───── Records to use ─────

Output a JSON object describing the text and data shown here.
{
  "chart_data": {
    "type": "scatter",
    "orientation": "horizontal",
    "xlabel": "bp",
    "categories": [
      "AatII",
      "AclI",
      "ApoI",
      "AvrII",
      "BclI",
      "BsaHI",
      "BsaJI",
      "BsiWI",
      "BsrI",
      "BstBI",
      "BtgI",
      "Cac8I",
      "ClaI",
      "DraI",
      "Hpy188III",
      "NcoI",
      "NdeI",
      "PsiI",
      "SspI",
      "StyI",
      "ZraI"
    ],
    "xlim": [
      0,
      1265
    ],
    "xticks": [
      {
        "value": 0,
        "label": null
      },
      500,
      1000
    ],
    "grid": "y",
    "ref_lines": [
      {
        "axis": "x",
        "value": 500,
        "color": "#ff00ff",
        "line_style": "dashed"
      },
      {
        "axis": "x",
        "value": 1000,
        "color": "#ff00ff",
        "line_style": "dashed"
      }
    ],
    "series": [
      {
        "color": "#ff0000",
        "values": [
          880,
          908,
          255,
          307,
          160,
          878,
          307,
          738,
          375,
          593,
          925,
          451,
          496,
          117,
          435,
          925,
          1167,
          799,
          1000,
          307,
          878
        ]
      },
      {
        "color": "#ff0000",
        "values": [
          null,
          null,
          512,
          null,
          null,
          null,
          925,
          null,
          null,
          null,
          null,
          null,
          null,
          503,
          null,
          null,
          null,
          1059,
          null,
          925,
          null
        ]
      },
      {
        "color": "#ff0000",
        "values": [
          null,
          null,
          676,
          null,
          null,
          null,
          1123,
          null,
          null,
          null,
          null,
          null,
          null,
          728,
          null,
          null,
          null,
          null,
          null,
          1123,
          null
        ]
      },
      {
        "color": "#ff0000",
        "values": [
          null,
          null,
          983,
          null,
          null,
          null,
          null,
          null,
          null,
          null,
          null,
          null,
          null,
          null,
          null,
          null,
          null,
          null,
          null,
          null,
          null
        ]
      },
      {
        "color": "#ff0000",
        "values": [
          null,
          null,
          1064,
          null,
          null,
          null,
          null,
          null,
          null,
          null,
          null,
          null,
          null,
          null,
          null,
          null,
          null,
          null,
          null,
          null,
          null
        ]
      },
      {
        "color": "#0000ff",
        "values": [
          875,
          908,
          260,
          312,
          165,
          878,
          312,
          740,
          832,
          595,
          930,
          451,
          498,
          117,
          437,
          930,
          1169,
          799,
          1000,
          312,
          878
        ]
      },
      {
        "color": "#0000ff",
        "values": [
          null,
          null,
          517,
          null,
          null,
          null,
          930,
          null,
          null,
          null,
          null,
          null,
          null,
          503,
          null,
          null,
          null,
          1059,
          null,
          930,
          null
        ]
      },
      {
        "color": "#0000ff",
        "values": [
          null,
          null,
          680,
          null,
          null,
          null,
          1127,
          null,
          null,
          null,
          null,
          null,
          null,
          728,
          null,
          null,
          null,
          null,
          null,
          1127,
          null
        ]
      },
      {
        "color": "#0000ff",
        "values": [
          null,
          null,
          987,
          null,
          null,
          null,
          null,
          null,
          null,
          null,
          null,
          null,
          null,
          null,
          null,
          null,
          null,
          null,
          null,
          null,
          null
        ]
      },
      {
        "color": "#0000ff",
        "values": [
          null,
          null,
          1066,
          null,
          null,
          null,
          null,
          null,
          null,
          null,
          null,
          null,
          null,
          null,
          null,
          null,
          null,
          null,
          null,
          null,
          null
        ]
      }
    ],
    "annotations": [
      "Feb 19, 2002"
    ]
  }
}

─────

## Aim of the task
All the data must be duplicated exactly, with nothing added or removed.

## Response below
Output a JSON object describing the text and data shown here.
{
  "chart_data": {
    "type": "scatter",
    "orientation": "horizontal",
    "xlabel": "bp",
    "categories": [
      "AatII",
      "AclI",
      "ApoI",
      "AvrII",
      "BclI",
      "BsaHI",
      "BsaJI",
      "BsiWI",
      "BsrI",
      "BstBI",
      "BtgI",
      "Cac8I",
      "ClaI",
      "DraI",
      "Hpy188III",
      "NcoI",
      "NdeI",
      "PsiI",
      "SspI",
      "StyI",
      "ZraI"
    ],
    "xlim": [
      0,
      1265
    ],
    "xticks": [
      {
        "value": 0,
        "label": null
      },
      500,
      1000
    ],
    "grid": "y",
    "ref_lines": [
      {
        "axis": "x",
        "value": 500,
        "color": "#ff00ff",
        "line_style": "dashed"
      },
      {
        "axis": "x",
        "value": 1000,
        "color": "#ff00ff",
        "line_style": "dashed"
      }
    ],
    "series": [
      {
        "color": "#ff0000",
        "values": [
          880,
          908,
          255,
          307,
          160,
          878,
          307,
          738,
          375,
          593,
          925,
          451,
          496,
          117,
          435,
          925,
          1167,
          799,
          1000,
          307,
          878
        ]
      },
      {
        "color": "#ff0000",
        "values": [
          null,
          null,
          512,
          null,
          null,
          null,
          925,
          null,
          null,
          null,
          null,
          null,
          null,
          503,
          null,
          null,
          null,
          1059,
          null,
          925,
          null
        ]
      },
      {
        "color": "#ff0000",
        "values": [
          null,
          null,
          676,
          null,
          null,
          null,
          1123,
          null,
          null,
          null,
          null,
          null,
          null,
          728,
          null,
          null,
          null,
          null,
          null,
          1123,
          null
        ]
      },
      {
        "color": "#ff0000",
        "values": [
          null,
          null,
          983,
          null,
          null,
          null,
          null,
          null,
          null,
          null,
          null,
          null,
          null,
          null,
          null,
          null,
          null,
          null,
          null,
          null,
          null
        ]
      },
      {
        "color": "#ff0000",
        "values": [
          null,
          null,
          1064,
          null,
          null,
          null,
          null,
          null,
          null,
          null,
          null,
          null,
          null,
          null,
          null,
          null,
          null,
          null,
          null,
          null,
          null
        ]
      },
      {
        "color": "#0000ff",
        "values": [
          875,
          908,
          260,
          312,
          165,
          878,
          312,
          740,
          832,
          595,
          930,
          451,
          498,
          117,
          437,
          930,
          1169,
          799,
          1000,
          312,
          878
        ]
      },
      {
        "color": "#0000ff",
        "values": [
          null,
          null,
          517,
          null,
          null,
          null,
          930,
          null,
          null,
          null,
          null,
          null,
          null,
          503,
          null,
          null,
          null,
          1059,
          null,
          930,
          null
        ]
      },
      {
        "color": "#0000ff",
        "values": [
          null,
          null,
          680,
          null,
          null,
          null,
          1127,
          null,
          null,
          null,
          null,
          null,
          null,
          728,
          null,
          null,
          null,
          null,
          null,
          1127,
          null
        ]
      },
      {
        "color": "#0000ff",
        "values": [
          null,
          null,
          987,
          null,
          null,
          null,
          null,
          null,
          null,
          null,
          null,
          null,
          null,
          null,
          null,
          null,
          null,
          null,
          null,
          null,
          null
        ]
      },
      {
        "color": "#0000ff",
        "values": [
          null,
          null,
          1066,
          null,
          null,
          null,
          null,
          null,
          null,
          null,
          null,
          null,
          null,
          null,
          null,
          null,
          null,
          null,
          null,
          null,
          null
        ]
      }
    ],
    "annotations": [
      "Feb 19, 2002"
    ]
  }
}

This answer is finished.